# Work to do
Could you change every "Average Runtime" in the data below to "Mean Runtime" and write out all the lines again with nothing else altered?
----
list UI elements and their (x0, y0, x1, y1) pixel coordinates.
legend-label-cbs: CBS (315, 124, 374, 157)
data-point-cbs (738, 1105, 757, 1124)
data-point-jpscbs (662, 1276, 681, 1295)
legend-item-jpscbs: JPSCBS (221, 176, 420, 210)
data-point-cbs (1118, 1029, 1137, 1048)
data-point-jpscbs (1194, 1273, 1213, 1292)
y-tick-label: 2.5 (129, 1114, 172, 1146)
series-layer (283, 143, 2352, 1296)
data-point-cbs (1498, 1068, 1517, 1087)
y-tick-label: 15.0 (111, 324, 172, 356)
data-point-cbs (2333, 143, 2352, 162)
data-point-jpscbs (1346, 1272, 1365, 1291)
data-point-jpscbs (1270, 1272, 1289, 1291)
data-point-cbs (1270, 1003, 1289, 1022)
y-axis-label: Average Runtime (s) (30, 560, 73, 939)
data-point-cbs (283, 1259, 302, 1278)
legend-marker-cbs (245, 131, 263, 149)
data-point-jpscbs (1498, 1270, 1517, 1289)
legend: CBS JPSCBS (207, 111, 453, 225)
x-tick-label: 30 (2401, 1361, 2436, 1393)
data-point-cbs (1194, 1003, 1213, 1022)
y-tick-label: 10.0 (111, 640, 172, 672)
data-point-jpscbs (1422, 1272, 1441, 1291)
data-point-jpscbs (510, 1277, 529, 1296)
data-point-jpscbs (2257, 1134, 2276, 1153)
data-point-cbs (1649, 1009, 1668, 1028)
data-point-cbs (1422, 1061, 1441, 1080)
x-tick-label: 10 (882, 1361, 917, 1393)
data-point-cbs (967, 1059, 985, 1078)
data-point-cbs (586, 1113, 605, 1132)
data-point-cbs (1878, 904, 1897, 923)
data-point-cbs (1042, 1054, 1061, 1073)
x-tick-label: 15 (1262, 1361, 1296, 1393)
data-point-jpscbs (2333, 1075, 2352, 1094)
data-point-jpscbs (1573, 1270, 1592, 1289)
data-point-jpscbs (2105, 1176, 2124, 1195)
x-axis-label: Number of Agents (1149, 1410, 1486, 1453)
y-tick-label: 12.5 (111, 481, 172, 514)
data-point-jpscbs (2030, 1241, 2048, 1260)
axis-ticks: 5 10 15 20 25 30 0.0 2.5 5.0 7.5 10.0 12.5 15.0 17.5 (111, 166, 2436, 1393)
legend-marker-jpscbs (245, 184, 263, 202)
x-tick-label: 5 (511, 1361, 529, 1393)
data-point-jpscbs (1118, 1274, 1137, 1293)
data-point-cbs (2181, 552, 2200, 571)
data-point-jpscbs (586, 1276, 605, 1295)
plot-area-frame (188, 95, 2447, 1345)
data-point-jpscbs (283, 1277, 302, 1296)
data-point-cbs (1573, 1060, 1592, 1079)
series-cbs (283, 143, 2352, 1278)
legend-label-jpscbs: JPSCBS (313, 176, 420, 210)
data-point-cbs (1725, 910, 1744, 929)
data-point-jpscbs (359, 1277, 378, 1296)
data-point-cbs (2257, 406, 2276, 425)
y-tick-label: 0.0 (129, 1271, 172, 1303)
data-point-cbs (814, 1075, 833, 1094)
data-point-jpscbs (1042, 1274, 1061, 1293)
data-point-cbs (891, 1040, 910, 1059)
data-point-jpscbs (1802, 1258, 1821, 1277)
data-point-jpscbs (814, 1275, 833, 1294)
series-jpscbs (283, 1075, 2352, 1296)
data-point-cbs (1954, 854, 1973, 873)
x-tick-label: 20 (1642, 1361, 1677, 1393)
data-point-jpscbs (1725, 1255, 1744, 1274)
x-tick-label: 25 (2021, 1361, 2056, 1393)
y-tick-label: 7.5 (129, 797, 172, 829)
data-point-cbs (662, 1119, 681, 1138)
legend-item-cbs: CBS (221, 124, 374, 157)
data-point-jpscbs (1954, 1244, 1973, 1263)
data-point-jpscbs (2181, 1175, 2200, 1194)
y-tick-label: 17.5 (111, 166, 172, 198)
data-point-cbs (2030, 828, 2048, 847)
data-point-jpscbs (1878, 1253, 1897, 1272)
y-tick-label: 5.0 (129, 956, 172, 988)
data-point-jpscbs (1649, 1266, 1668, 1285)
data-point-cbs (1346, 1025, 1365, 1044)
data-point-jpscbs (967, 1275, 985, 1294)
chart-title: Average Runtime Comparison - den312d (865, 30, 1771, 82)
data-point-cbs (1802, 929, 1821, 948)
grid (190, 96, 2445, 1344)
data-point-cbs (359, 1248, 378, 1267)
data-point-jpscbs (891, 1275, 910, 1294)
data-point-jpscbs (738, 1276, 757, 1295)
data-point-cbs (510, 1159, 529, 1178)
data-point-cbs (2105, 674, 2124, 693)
----
# Output of the task
list UI elements and their (x0, y0, x1, y1) pixel coordinates.
legend-label-cbs: CBS (315, 124, 374, 157)
data-point-cbs (738, 1105, 757, 1124)
data-point-jpscbs (662, 1276, 681, 1295)
legend-item-jpscbs: JPSCBS (221, 176, 420, 210)
data-point-cbs (1118, 1029, 1137, 1048)
data-point-jpscbs (1194, 1273, 1213, 1292)
y-tick-label: 2.5 (129, 1114, 172, 1146)
series-layer (283, 143, 2352, 1296)
data-point-cbs (1498, 1068, 1517, 1087)
y-tick-label: 15.0 (111, 324, 172, 356)
data-point-cbs (2333, 143, 2352, 162)
data-point-jpscbs (1346, 1272, 1365, 1291)
data-point-jpscbs (1270, 1272, 1289, 1291)
data-point-cbs (1270, 1003, 1289, 1022)
y-axis-label: Mean Runtime (s) (30, 560, 73, 939)
data-point-cbs (283, 1259, 302, 1278)
legend-marker-cbs (245, 131, 263, 149)
data-point-jpscbs (1498, 1270, 1517, 1289)
legend: CBS JPSCBS (207, 111, 453, 225)
x-tick-label: 30 (2401, 1361, 2436, 1393)
data-point-cbs (1194, 1003, 1213, 1022)
y-tick-label: 10.0 (111, 640, 172, 672)
data-point-jpscbs (1422, 1272, 1441, 1291)
data-point-jpscbs (510, 1277, 529, 1296)
data-point-jpscbs (2257, 1134, 2276, 1153)
data-point-cbs (1649, 1009, 1668, 1028)
data-point-cbs (1422, 1061, 1441, 1080)
x-tick-label: 10 (882, 1361, 917, 1393)
data-point-cbs (967, 1059, 985, 1078)
data-point-cbs (586, 1113, 605, 1132)
data-point-cbs (1878, 904, 1897, 923)
data-point-cbs (1042, 1054, 1061, 1073)
x-tick-label: 15 (1262, 1361, 1296, 1393)
data-point-jpscbs (2333, 1075, 2352, 1094)
data-point-jpscbs (1573, 1270, 1592, 1289)
data-point-jpscbs (2105, 1176, 2124, 1195)
x-axis-label: Number of Agents (1149, 1410, 1486, 1453)
y-tick-label: 12.5 (111, 481, 172, 514)
data-point-jpscbs (2030, 1241, 2048, 1260)
axis-ticks: 5 10 15 20 25 30 0.0 2.5 5.0 7.5 10.0 12.5 15.0 17.5 (111, 166, 2436, 1393)
legend-marker-jpscbs (245, 184, 263, 202)
x-tick-label: 5 (511, 1361, 529, 1393)
data-point-jpscbs (1118, 1274, 1137, 1293)
data-point-cbs (2181, 552, 2200, 571)
data-point-jpscbs (586, 1276, 605, 1295)
plot-area-frame (188, 95, 2447, 1345)
data-point-jpscbs (283, 1277, 302, 1296)
data-point-cbs (1573, 1060, 1592, 1079)
series-cbs (283, 143, 2352, 1278)
legend-label-jpscbs: JPSCBS (313, 176, 420, 210)
data-point-cbs (1725, 910, 1744, 929)
data-point-jpscbs (359, 1277, 378, 1296)
data-point-cbs (2257, 406, 2276, 425)
y-tick-label: 0.0 (129, 1271, 172, 1303)
data-point-cbs (814, 1075, 833, 1094)
data-point-jpscbs (1042, 1274, 1061, 1293)
data-point-cbs (891, 1040, 910, 1059)
data-point-jpscbs (1802, 1258, 1821, 1277)
data-point-jpscbs (814, 1275, 833, 1294)
series-jpscbs (283, 1075, 2352, 1296)
data-point-cbs (1954, 854, 1973, 873)
x-tick-label: 20 (1642, 1361, 1677, 1393)
data-point-jpscbs (1725, 1255, 1744, 1274)
x-tick-label: 25 (2021, 1361, 2056, 1393)
y-tick-label: 7.5 (129, 797, 172, 829)
data-point-cbs (662, 1119, 681, 1138)
legend-item-cbs: CBS (221, 124, 374, 157)
data-point-jpscbs (1954, 1244, 1973, 1263)
data-point-jpscbs (2181, 1175, 2200, 1194)
y-tick-label: 17.5 (111, 166, 172, 198)
data-point-cbs (2030, 828, 2048, 847)
data-point-jpscbs (1878, 1253, 1897, 1272)
y-tick-label: 5.0 (129, 956, 172, 988)
data-point-jpscbs (1649, 1266, 1668, 1285)
data-point-cbs (1346, 1025, 1365, 1044)
data-point-jpscbs (967, 1275, 985, 1294)
chart-title: Mean Runtime Comparison - den312d (865, 30, 1771, 82)
data-point-cbs (1802, 929, 1821, 948)
grid (190, 96, 2445, 1344)
data-point-cbs (359, 1248, 378, 1267)
data-point-jpscbs (891, 1275, 910, 1294)
data-point-jpscbs (738, 1276, 757, 1295)
data-point-cbs (510, 1159, 529, 1178)
data-point-cbs (2105, 674, 2124, 693)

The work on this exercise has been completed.